- Your objective:
Using the data below, determine the number of lines that include the string "para". Write only that number.

* begin *

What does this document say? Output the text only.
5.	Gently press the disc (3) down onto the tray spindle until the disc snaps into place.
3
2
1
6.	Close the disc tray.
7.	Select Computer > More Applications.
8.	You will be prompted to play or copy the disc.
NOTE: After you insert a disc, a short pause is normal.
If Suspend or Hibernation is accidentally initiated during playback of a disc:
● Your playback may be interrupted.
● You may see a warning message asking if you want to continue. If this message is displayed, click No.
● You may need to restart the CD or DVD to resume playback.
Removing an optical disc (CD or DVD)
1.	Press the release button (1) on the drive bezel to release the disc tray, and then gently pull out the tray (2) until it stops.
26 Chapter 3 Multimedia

* end *
* begin *

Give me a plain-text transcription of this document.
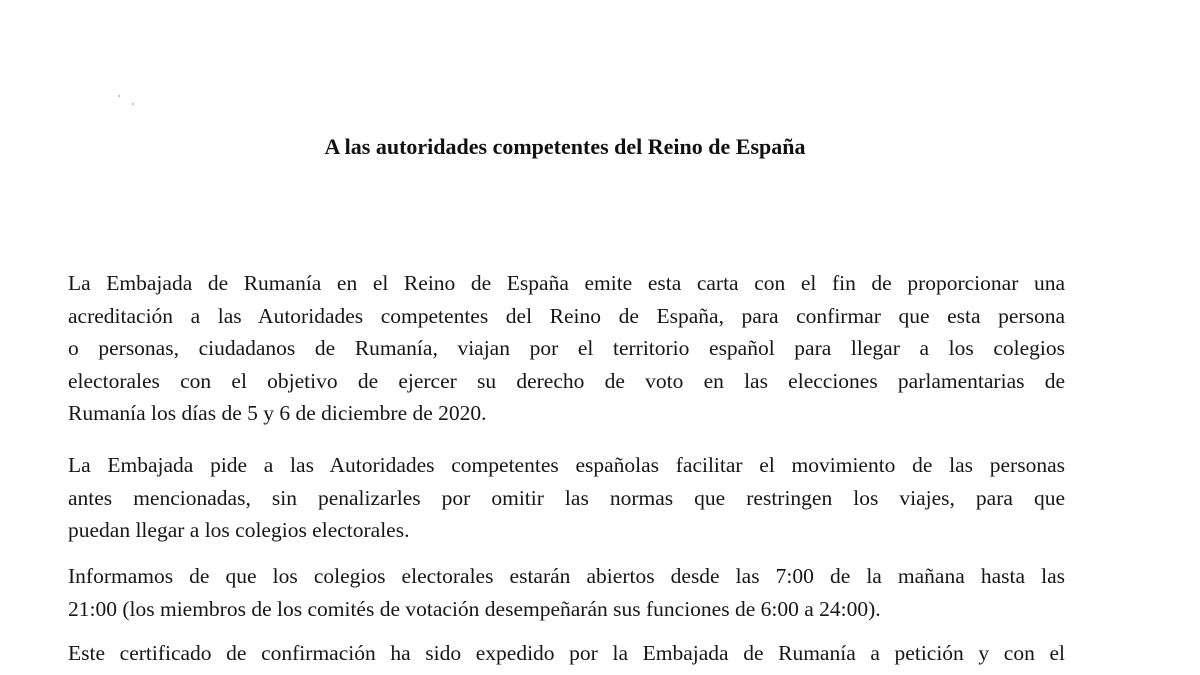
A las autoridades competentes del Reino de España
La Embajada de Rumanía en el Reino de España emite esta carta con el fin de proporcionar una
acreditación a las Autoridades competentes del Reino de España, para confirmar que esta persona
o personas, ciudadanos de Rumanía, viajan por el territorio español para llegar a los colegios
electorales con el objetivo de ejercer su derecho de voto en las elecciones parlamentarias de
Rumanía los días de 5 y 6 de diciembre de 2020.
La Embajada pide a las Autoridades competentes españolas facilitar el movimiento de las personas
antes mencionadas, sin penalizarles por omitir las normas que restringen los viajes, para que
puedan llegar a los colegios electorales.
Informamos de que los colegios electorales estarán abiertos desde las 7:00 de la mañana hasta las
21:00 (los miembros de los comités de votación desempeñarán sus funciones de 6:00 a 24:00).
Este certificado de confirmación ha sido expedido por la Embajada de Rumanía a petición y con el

* end *

- Solution to this task:
3